TASK TO COMPLETE = Locate all lines in the data below that hold "競馬クラスターAI" and show them.

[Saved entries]
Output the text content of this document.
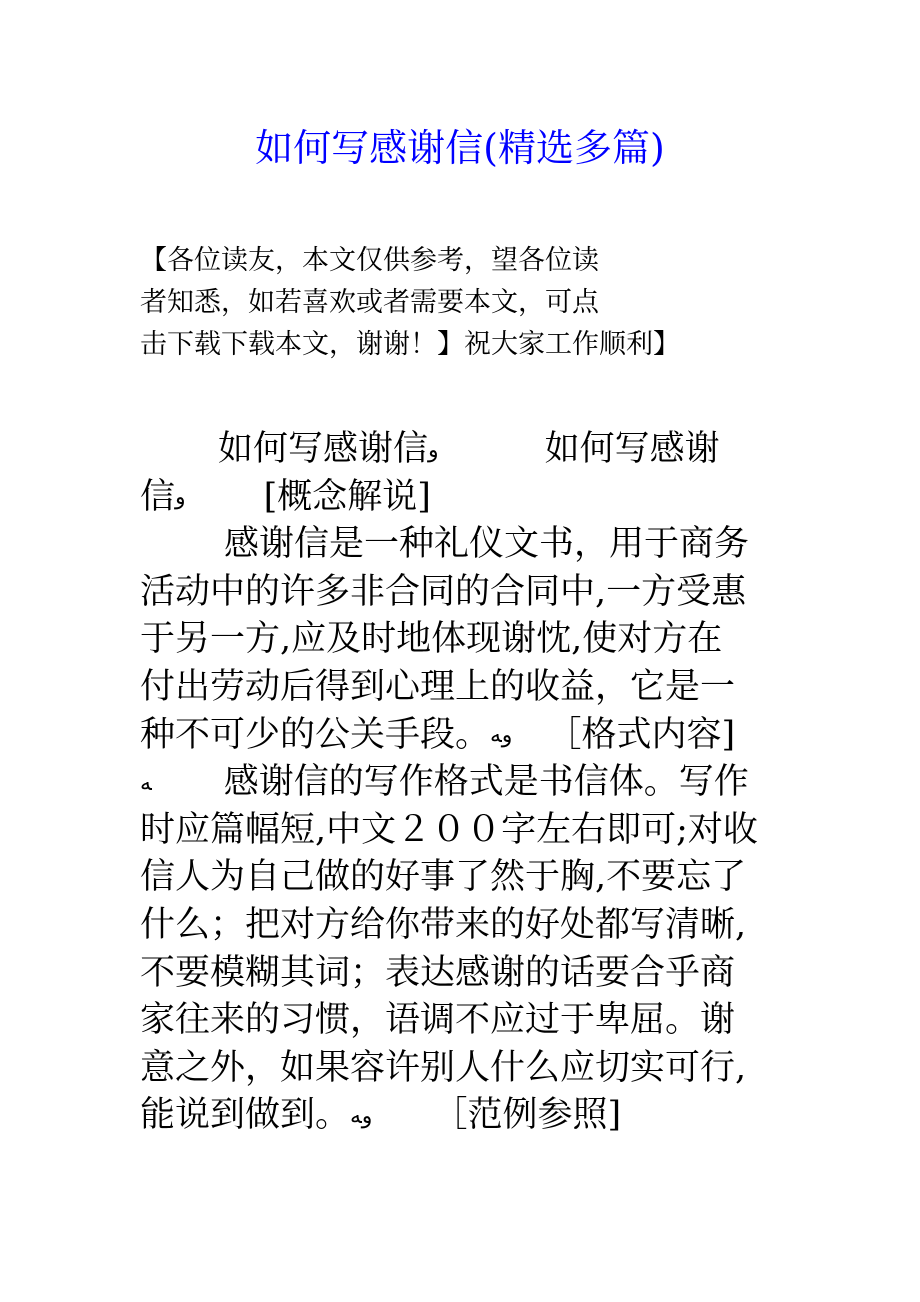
如何写感谢信(精选多篇)
【各位读友，本文仅供参考，望各位读
者知悉，如若喜欢或者需要本文，可点
击下载下载本文，谢谢！】祝大家工作顺利】
如何写感谢信و	如何写感谢
信و [概念解说]
感谢信是一种礼仪文书，用于商务
活动中的许多非合同的合同中,一方受惠
于另一方,应及时地体现谢忱,使对方在
付出劳动后得到心理上的收益，它是一
种不可少的公关手段。وﻪ ［格式内容]
ﻪ 感谢信的写作格式是书信体。写作
时应篇幅短,中文２００字左右即可;对收
信人为自己做的好事了然于胸,不要忘了
什么；把对方给你带来的好处都写清晰,
不要模糊其词；表达感谢的话要合乎商
家往来的习惯，语调不应过于卑屈。谢
意之外，如果容许别人什么应切实可行,
能说到做到。وﻪ ［范例参照]
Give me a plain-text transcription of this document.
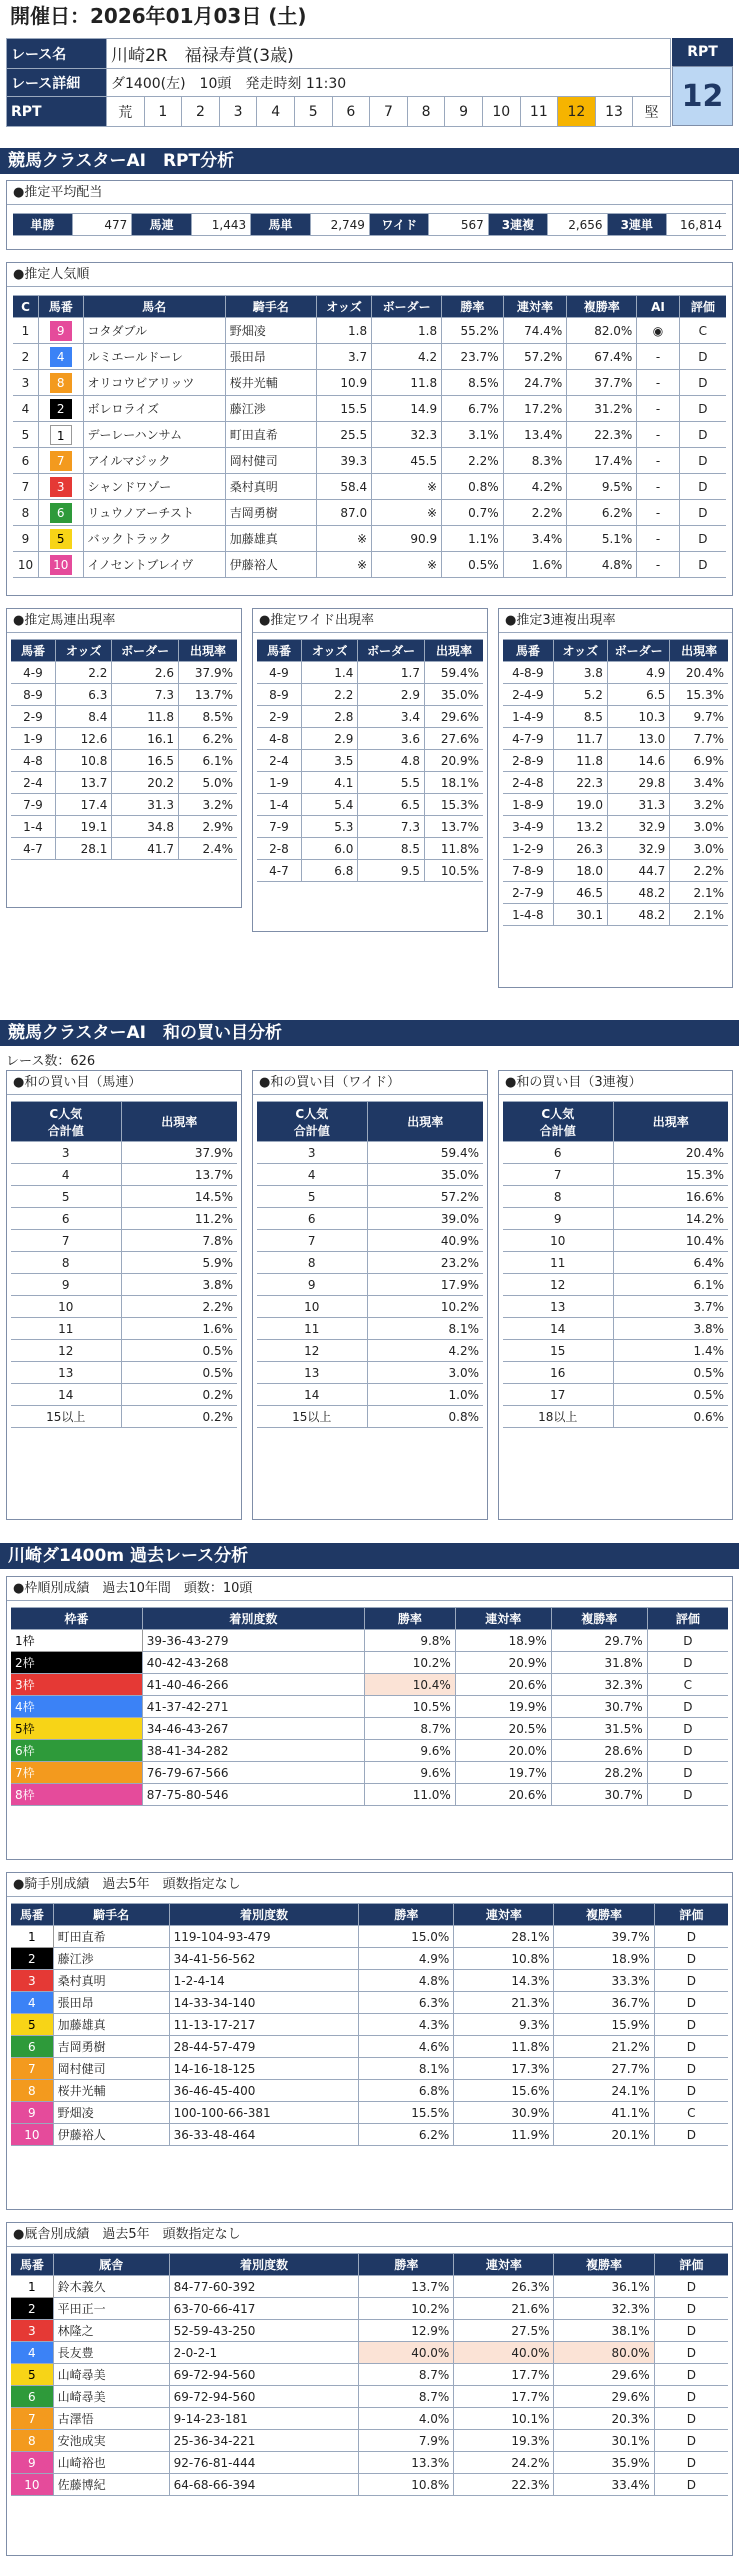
開催日：2026年01月03日 (土)
レース名	川崎2R　福禄寿賞(3歳)														
レース詳細	ダ1400(左)　10頭　発走時刻 11:30														
RPT	荒	1	2	3	4	5	6	7	8	9	10	11	12	13	堅
RPT
12
競馬クラスターAI　RPT分析
●推定平均配当
単勝	477	馬連	1,443	馬単	2,749	ワイド	567	3連複	2,656	3連単	16,814
●推定人気順
C	馬番	馬名	騎手名	オッズ	ボーダー	勝率	連対率	複勝率	AI	評価
1	9	コタダブル	野畑凌	1.8	1.8	55.2%	74.4%	82.0%	◉	C
2	4	ルミエールドーレ	張田昂	3.7	4.2	23.7%	57.2%	67.4%	-	D
3	8	オリコウビアリッツ	桜井光輔	10.9	11.8	8.5%	24.7%	37.7%	-	D
4	2	ボレロライズ	藤江渉	15.5	14.9	6.7%	17.2%	31.2%	-	D
5	1	デーレーハンサム	町田直希	25.5	32.3	3.1%	13.4%	22.3%	-	D
6	7	アイルマジック	岡村健司	39.3	45.5	2.2%	8.3%	17.4%	-	D
7	3	シャンドワゾー	桑村真明	58.4	※	0.8%	4.2%	9.5%	-	D
8	6	リュウノアーチスト	吉岡勇樹	87.0	※	0.7%	2.2%	6.2%	-	D
9	5	バックトラック	加藤雄真	※	90.9	1.1%	3.4%	5.1%	-	D
10	10	イノセントブレイヴ	伊藤裕人	※	※	0.5%	1.6%	4.8%	-	D
●推定馬連出現率
馬番	オッズ	ボーダー	出現率
4-9	2.2	2.6	37.9%
8-9	6.3	7.3	13.7%
2-9	8.4	11.8	8.5%
1-9	12.6	16.1	6.2%
4-8	10.8	16.5	6.1%
2-4	13.7	20.2	5.0%
7-9	17.4	31.3	3.2%
1-4	19.1	34.8	2.9%
4-7	28.1	41.7	2.4%
●推定ワイド出現率
馬番	オッズ	ボーダー	出現率
4-9	1.4	1.7	59.4%
8-9	2.2	2.9	35.0%
2-9	2.8	3.4	29.6%
4-8	2.9	3.6	27.6%
2-4	3.5	4.8	20.9%
1-9	4.1	5.5	18.1%
1-4	5.4	6.5	15.3%
7-9	5.3	7.3	13.7%
2-8	6.0	8.5	11.8%
4-7	6.8	9.5	10.5%
●推定3連複出現率
馬番	オッズ	ボーダー	出現率
4-8-9	3.8	4.9	20.4%
2-4-9	5.2	6.5	15.3%
1-4-9	8.5	10.3	9.7%
4-7-9	11.7	13.0	7.7%
2-8-9	11.8	14.6	6.9%
2-4-8	22.3	29.8	3.4%
1-8-9	19.0	31.3	3.2%
3-4-9	13.2	32.9	3.0%
1-2-9	26.3	32.9	3.0%
7-8-9	18.0	44.7	2.2%
2-7-9	46.5	48.2	2.1%
1-4-8	30.1	48.2	2.1%
競馬クラスターAI　和の買い目分析
レース数：626
●和の買い目（馬連）
C人気
合計値	出現率
3	37.9%
4	13.7%
5	14.5%
6	11.2%
7	7.8%
8	5.9%
9	3.8%
10	2.2%
11	1.6%
12	0.5%
13	0.5%
14	0.2%
15以上	0.2%
●和の買い目（ワイド）
C人気
合計値	出現率
3	59.4%
4	35.0%
5	57.2%
6	39.0%
7	40.9%
8	23.2%
9	17.9%
10	10.2%
11	8.1%
12	4.2%
13	3.0%
14	1.0%
15以上	0.8%
●和の買い目（3連複）
C人気
合計値	出現率
6	20.4%
7	15.3%
8	16.6%
9	14.2%
10	10.4%
11	6.4%
12	6.1%
13	3.7%
14	3.8%
15	1.4%
16	0.5%
17	0.5%
18以上	0.6%
川崎ダ1400m 過去レース分析
●枠順別成績　過去10年間　頭数：10頭
枠番	着別度数	勝率	連対率	複勝率	評価
1枠	39-36-43-279	9.8%	18.9%	29.7%	D
2枠	40-42-43-268	10.2%	20.9%	31.8%	D
3枠	41-40-46-266	10.4%	20.6%	32.3%	C
4枠	41-37-42-271	10.5%	19.9%	30.7%	D
5枠	34-46-43-267	8.7%	20.5%	31.5%	D
6枠	38-41-34-282	9.6%	20.0%	28.6%	D
7枠	76-79-67-566	9.6%	19.7%	28.2%	D
8枠	87-75-80-546	11.0%	20.6%	30.7%	D
●騎手別成績　過去5年　頭数指定なし
馬番	騎手名	着別度数	勝率	連対率	複勝率	評価
1	町田直希	119-104-93-479	15.0%	28.1%	39.7%	D
2	藤江渉	34-41-56-562	4.9%	10.8%	18.9%	D
3	桑村真明	1-2-4-14	4.8%	14.3%	33.3%	D
4	張田昂	14-33-34-140	6.3%	21.3%	36.7%	D
5	加藤雄真	11-13-17-217	4.3%	9.3%	15.9%	D
6	吉岡勇樹	28-44-57-479	4.6%	11.8%	21.2%	D
7	岡村健司	14-16-18-125	8.1%	17.3%	27.7%	D
8	桜井光輔	36-46-45-400	6.8%	15.6%	24.1%	D
9	野畑凌	100-100-66-381	15.5%	30.9%	41.1%	C
10	伊藤裕人	36-33-48-464	6.2%	11.9%	20.1%	D
●厩舎別成績　過去5年　頭数指定なし
馬番	厩舎	着別度数	勝率	連対率	複勝率	評価
1	鈴木義久	84-77-60-392	13.7%	26.3%	36.1%	D
2	平田正一	63-70-66-417	10.2%	21.6%	32.3%	D
3	林隆之	52-59-43-250	12.9%	27.5%	38.1%	D
4	長友豊	2-0-2-1	40.0%	40.0%	80.0%	D
5	山崎尋美	69-72-94-560	8.7%	17.7%	29.6%	D
6	山崎尋美	69-72-94-560	8.7%	17.7%	29.6%	D
7	古澤悟	9-14-23-181	4.0%	10.1%	20.3%	D
8	安池成実	25-36-34-221	7.9%	19.3%	30.1%	D
9	山崎裕也	92-76-81-444	13.3%	24.2%	35.9%	D
10	佐藤博紀	64-68-66-394	10.8%	22.3%	33.4%	D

ANSWER TO THIS TASK =
競馬クラスターAI　RPT分析
競馬クラスターAI　和の買い目分析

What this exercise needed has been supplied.